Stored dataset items
※ ※ ※
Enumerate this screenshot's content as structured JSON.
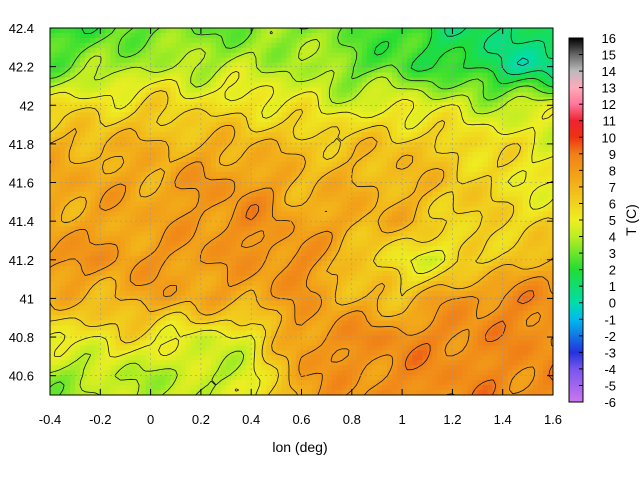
{
  "chart_data": {
    "type": "heatmap",
    "xlabel": "lon (deg)",
    "ylabel": "",
    "colorbar_label": "T (C)",
    "xlim": [
      -0.4,
      1.6
    ],
    "ylim": [
      40.5,
      42.4
    ],
    "x_ticks": [
      "-0.4",
      "-0.2",
      "0",
      "0.2",
      "0.4",
      "0.6",
      "0.8",
      "1",
      "1.2",
      "1.4",
      "1.6"
    ],
    "y_ticks": [
      "40.6",
      "40.8",
      "41",
      "41.2",
      "41.4",
      "41.6",
      "41.8",
      "42",
      "42.2",
      "42.4"
    ],
    "colorbar_range": [
      -6,
      16
    ],
    "colorbar_ticks": [
      "16",
      "15",
      "14",
      "13",
      "12",
      "11",
      "10",
      "9",
      "8",
      "7",
      "6",
      "5",
      "4",
      "3",
      "2",
      "1",
      "0",
      "-1",
      "-2",
      "-3",
      "-4",
      "-5",
      "-6"
    ],
    "colormap_stops": [
      {
        "t": -6,
        "color": "#cc77ee"
      },
      {
        "t": -4,
        "color": "#7755ee"
      },
      {
        "t": -3,
        "color": "#2233dd"
      },
      {
        "t": -1,
        "color": "#00bbee"
      },
      {
        "t": 0,
        "color": "#00ddaa"
      },
      {
        "t": 2,
        "color": "#22dd33"
      },
      {
        "t": 4,
        "color": "#bbee22"
      },
      {
        "t": 5,
        "color": "#eeee22"
      },
      {
        "t": 7,
        "color": "#f3b51a"
      },
      {
        "t": 9,
        "color": "#f07f17"
      },
      {
        "t": 10,
        "color": "#ee3311"
      },
      {
        "t": 11,
        "color": "#ee2233"
      },
      {
        "t": 12,
        "color": "#ff7799"
      },
      {
        "t": 13,
        "color": "#ffaabb"
      },
      {
        "t": 14,
        "color": "#bbbbbb"
      },
      {
        "t": 15,
        "color": "#666666"
      },
      {
        "t": 16,
        "color": "#000000"
      }
    ],
    "grid": true,
    "contour_interval": 1,
    "temperature_field": {
      "lon": [
        -0.4,
        -0.2,
        0.0,
        0.2,
        0.4,
        0.6,
        0.8,
        1.0,
        1.2,
        1.4,
        1.6
      ],
      "lat": [
        42.4,
        42.2,
        42.0,
        41.8,
        41.6,
        41.4,
        41.2,
        41.0,
        40.8,
        40.6,
        40.5
      ],
      "values": [
        [
          2.0,
          2.5,
          3.0,
          3.0,
          3.0,
          3.5,
          3.0,
          2.0,
          1.5,
          1.0,
          1.5
        ],
        [
          3.0,
          3.5,
          4.0,
          4.0,
          4.0,
          4.0,
          3.0,
          2.5,
          2.0,
          1.0,
          0.0
        ],
        [
          5.5,
          5.5,
          6.0,
          5.5,
          5.5,
          5.0,
          4.5,
          5.0,
          4.5,
          4.0,
          4.5
        ],
        [
          7.0,
          7.0,
          7.0,
          7.0,
          7.0,
          6.5,
          6.5,
          6.5,
          6.0,
          5.5,
          5.0
        ],
        [
          7.5,
          7.5,
          7.5,
          8.0,
          8.0,
          7.0,
          7.0,
          7.0,
          6.5,
          5.5,
          5.0
        ],
        [
          7.5,
          7.5,
          7.5,
          8.0,
          8.5,
          7.5,
          7.5,
          7.0,
          6.0,
          6.0,
          5.5
        ],
        [
          8.5,
          8.0,
          8.0,
          8.0,
          8.0,
          8.5,
          6.5,
          5.0,
          5.0,
          6.5,
          7.0
        ],
        [
          7.0,
          7.0,
          7.5,
          7.5,
          7.5,
          8.0,
          7.0,
          6.5,
          8.0,
          8.5,
          8.5
        ],
        [
          5.0,
          5.5,
          5.5,
          4.5,
          5.0,
          8.0,
          8.5,
          8.5,
          8.5,
          8.5,
          8.5
        ],
        [
          3.5,
          4.0,
          4.0,
          4.0,
          4.5,
          8.0,
          8.0,
          8.5,
          8.5,
          8.5,
          8.5
        ],
        [
          3.5,
          4.0,
          4.0,
          4.5,
          4.5,
          8.0,
          8.0,
          8.5,
          8.5,
          8.5,
          8.5
        ]
      ]
    }
  }
}
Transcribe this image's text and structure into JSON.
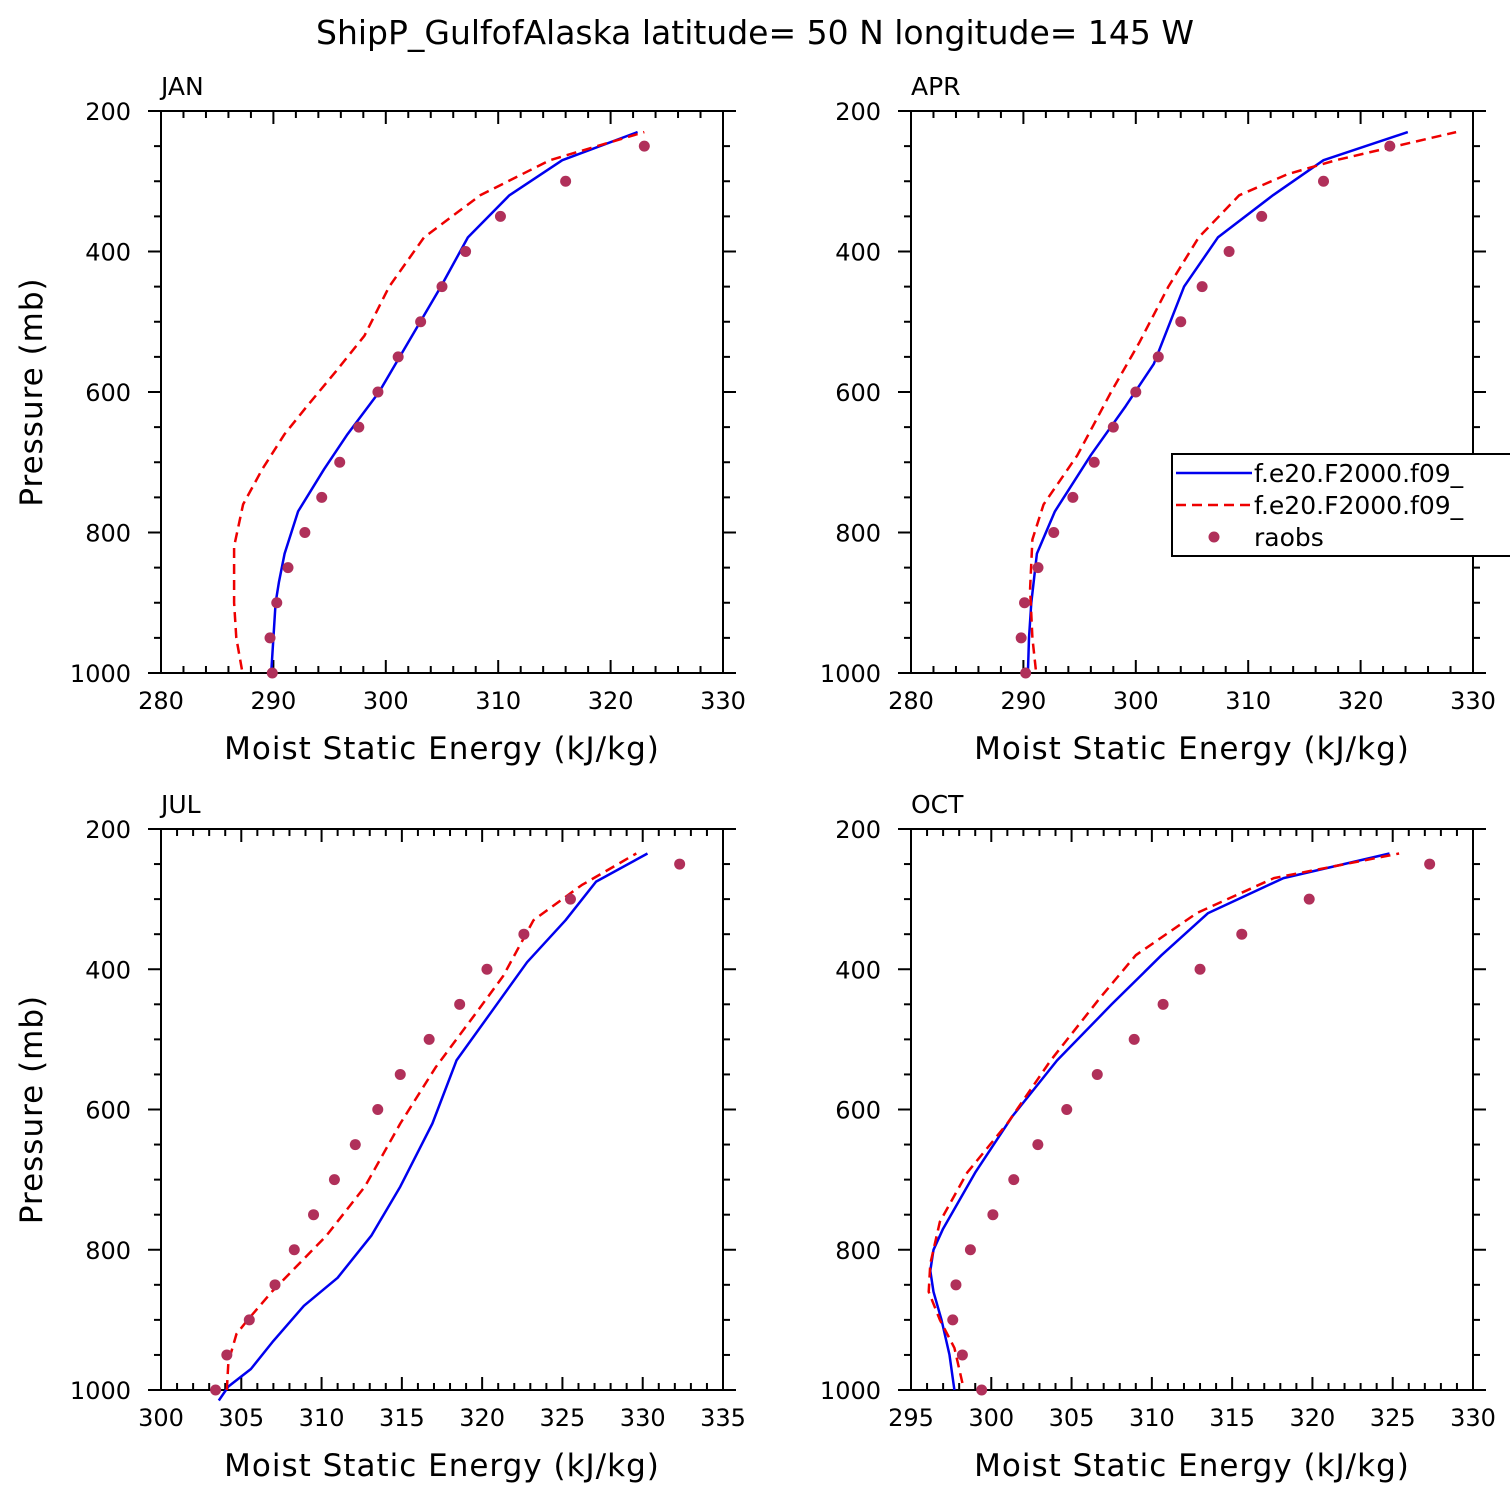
{
  "title": "ShipP_GulfofAlaska  latitude= 50 N longitude= 145 W",
  "legend": {
    "series": [
      "f.e20.F2000.f09_",
      "f.e20.F2000.f09_",
      "raobs"
    ]
  },
  "colors": {
    "model_a": "#0000ee",
    "model_b": "#ee0000",
    "raobs": "#b0305a"
  },
  "chart_data": [
    {
      "type": "line",
      "panel": "JAN",
      "xlabel": "Moist Static Energy (kJ/kg)",
      "ylabel": "Pressure (mb)",
      "xlim": [
        280,
        330
      ],
      "ylim": [
        1000,
        200
      ],
      "x_ticks": [
        280,
        290,
        300,
        310,
        320,
        330
      ],
      "y_ticks": [
        200,
        400,
        600,
        800,
        1000
      ],
      "series": [
        {
          "name": "f.e20.F2000.f09_",
          "style": "solid",
          "x": [
            289.8,
            290.0,
            290.2,
            290.5,
            291.0,
            292.2,
            294.5,
            296.6,
            299.4,
            301.6,
            304.9,
            307.3,
            311.0,
            315.7,
            322.4
          ],
          "y": [
            1000,
            950,
            900,
            870,
            830,
            770,
            710,
            660,
            600,
            540,
            450,
            380,
            320,
            270,
            230
          ]
        },
        {
          "name": "f.e20.F2000.f09_",
          "style": "dashed",
          "x": [
            287.2,
            286.7,
            286.5,
            286.5,
            287.3,
            289.0,
            291.0,
            293.0,
            295.6,
            298.1,
            300.3,
            303.4,
            308.4,
            314.6,
            323.0
          ],
          "y": [
            995,
            950,
            900,
            820,
            760,
            710,
            660,
            620,
            570,
            520,
            450,
            380,
            320,
            270,
            230
          ]
        },
        {
          "name": "raobs",
          "style": "points",
          "x": [
            289.9,
            289.7,
            290.3,
            291.3,
            292.8,
            294.3,
            295.9,
            297.6,
            299.3,
            301.1,
            303.1,
            305.0,
            307.1,
            310.2,
            316.0,
            323.0
          ],
          "y": [
            1000,
            950,
            900,
            850,
            800,
            750,
            700,
            650,
            600,
            550,
            500,
            450,
            400,
            350,
            300,
            250
          ]
        }
      ]
    },
    {
      "type": "line",
      "panel": "APR",
      "xlabel": "Moist Static Energy (kJ/kg)",
      "ylabel": "Pressure (mb)",
      "xlim": [
        280,
        330
      ],
      "ylim": [
        1000,
        200
      ],
      "x_ticks": [
        280,
        290,
        300,
        310,
        320,
        330
      ],
      "y_ticks": [
        200,
        400,
        600,
        800,
        1000
      ],
      "series": [
        {
          "name": "f.e20.F2000.f09_",
          "style": "solid",
          "x": [
            290.4,
            290.5,
            290.7,
            291.2,
            292.8,
            296.0,
            299.1,
            301.6,
            304.3,
            307.3,
            312.2,
            316.7,
            324.2
          ],
          "y": [
            1000,
            950,
            900,
            830,
            770,
            690,
            620,
            560,
            450,
            380,
            320,
            270,
            230
          ]
        },
        {
          "name": "f.e20.F2000.f09_",
          "style": "dashed",
          "x": [
            291.1,
            290.8,
            290.6,
            290.8,
            291.8,
            294.8,
            297.8,
            300.3,
            302.9,
            305.6,
            309.2,
            313.5,
            317.8,
            328.5
          ],
          "y": [
            995,
            950,
            880,
            810,
            760,
            690,
            600,
            530,
            450,
            380,
            320,
            290,
            270,
            230
          ]
        },
        {
          "name": "raobs",
          "style": "points",
          "x": [
            290.2,
            289.8,
            290.1,
            291.3,
            292.7,
            294.4,
            296.3,
            298.0,
            300.0,
            302.0,
            304.0,
            305.9,
            308.3,
            311.2,
            316.7,
            322.6
          ],
          "y": [
            1000,
            950,
            900,
            850,
            800,
            750,
            700,
            650,
            600,
            550,
            500,
            450,
            400,
            350,
            300,
            250
          ]
        }
      ]
    },
    {
      "type": "line",
      "panel": "JUL",
      "xlabel": "Moist Static Energy (kJ/kg)",
      "ylabel": "Pressure (mb)",
      "xlim": [
        300,
        335
      ],
      "ylim": [
        1000,
        200
      ],
      "x_ticks": [
        300,
        305,
        310,
        315,
        320,
        325,
        330,
        335
      ],
      "y_ticks": [
        200,
        400,
        600,
        800,
        1000
      ],
      "series": [
        {
          "name": "f.e20.F2000.f09_",
          "style": "solid",
          "x": [
            303.6,
            304.2,
            305.6,
            307.0,
            308.9,
            311.0,
            313.1,
            314.9,
            316.9,
            318.4,
            320.6,
            322.8,
            325.2,
            327.1,
            330.3
          ],
          "y": [
            1015,
            995,
            970,
            930,
            880,
            840,
            780,
            710,
            620,
            530,
            460,
            390,
            330,
            275,
            235
          ]
        },
        {
          "name": "f.e20.F2000.f09_",
          "style": "dashed",
          "x": [
            304.1,
            304.2,
            304.7,
            305.4,
            306.9,
            310.3,
            312.7,
            314.9,
            317.1,
            319.7,
            321.3,
            323.2,
            326.2,
            329.6
          ],
          "y": [
            1000,
            960,
            920,
            900,
            860,
            780,
            710,
            620,
            540,
            460,
            410,
            330,
            280,
            235
          ]
        },
        {
          "name": "raobs",
          "style": "points",
          "x": [
            303.4,
            304.1,
            305.5,
            307.1,
            308.3,
            309.5,
            310.8,
            312.1,
            313.5,
            314.9,
            316.7,
            318.6,
            320.3,
            322.6,
            325.5,
            332.3
          ],
          "y": [
            1000,
            950,
            900,
            850,
            800,
            750,
            700,
            650,
            600,
            550,
            500,
            450,
            400,
            350,
            300,
            250
          ]
        }
      ]
    },
    {
      "type": "line",
      "panel": "OCT",
      "xlabel": "Moist Static Energy (kJ/kg)",
      "ylabel": "Pressure (mb)",
      "xlim": [
        295,
        330
      ],
      "ylim": [
        1000,
        200
      ],
      "x_ticks": [
        295,
        300,
        305,
        310,
        315,
        320,
        325,
        330
      ],
      "y_ticks": [
        200,
        400,
        600,
        800,
        1000
      ],
      "series": [
        {
          "name": "f.e20.F2000.f09_",
          "style": "solid",
          "x": [
            297.7,
            297.4,
            296.9,
            296.4,
            296.2,
            296.4,
            297.0,
            299.0,
            301.3,
            304.1,
            307.5,
            310.6,
            313.5,
            318.2,
            324.8
          ],
          "y": [
            1000,
            950,
            900,
            860,
            830,
            800,
            770,
            690,
            610,
            530,
            450,
            380,
            320,
            270,
            235
          ]
        },
        {
          "name": "f.e20.F2000.f09_",
          "style": "dashed",
          "x": [
            298.2,
            297.7,
            296.8,
            296.1,
            296.2,
            296.8,
            298.5,
            301.0,
            303.7,
            306.8,
            309.0,
            312.8,
            317.6,
            325.4
          ],
          "y": [
            990,
            940,
            900,
            860,
            820,
            760,
            690,
            620,
            530,
            440,
            380,
            320,
            270,
            235
          ]
        },
        {
          "name": "raobs",
          "style": "points",
          "x": [
            299.4,
            298.2,
            297.6,
            297.8,
            298.7,
            300.1,
            301.4,
            302.9,
            304.7,
            306.6,
            308.9,
            310.7,
            313.0,
            315.6,
            319.8,
            327.3
          ],
          "y": [
            1000,
            950,
            900,
            850,
            800,
            750,
            700,
            650,
            600,
            550,
            500,
            450,
            400,
            350,
            300,
            250
          ]
        }
      ]
    }
  ]
}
※ ※ ※
AIM OF THE EXERCISE:
For each line above that contains the word "panel", copy that line.

EXERCISE RESPONSE:
      "panel": "JAN",
      "panel": "APR",
      "panel": "JUL",
      "panel": "OCT",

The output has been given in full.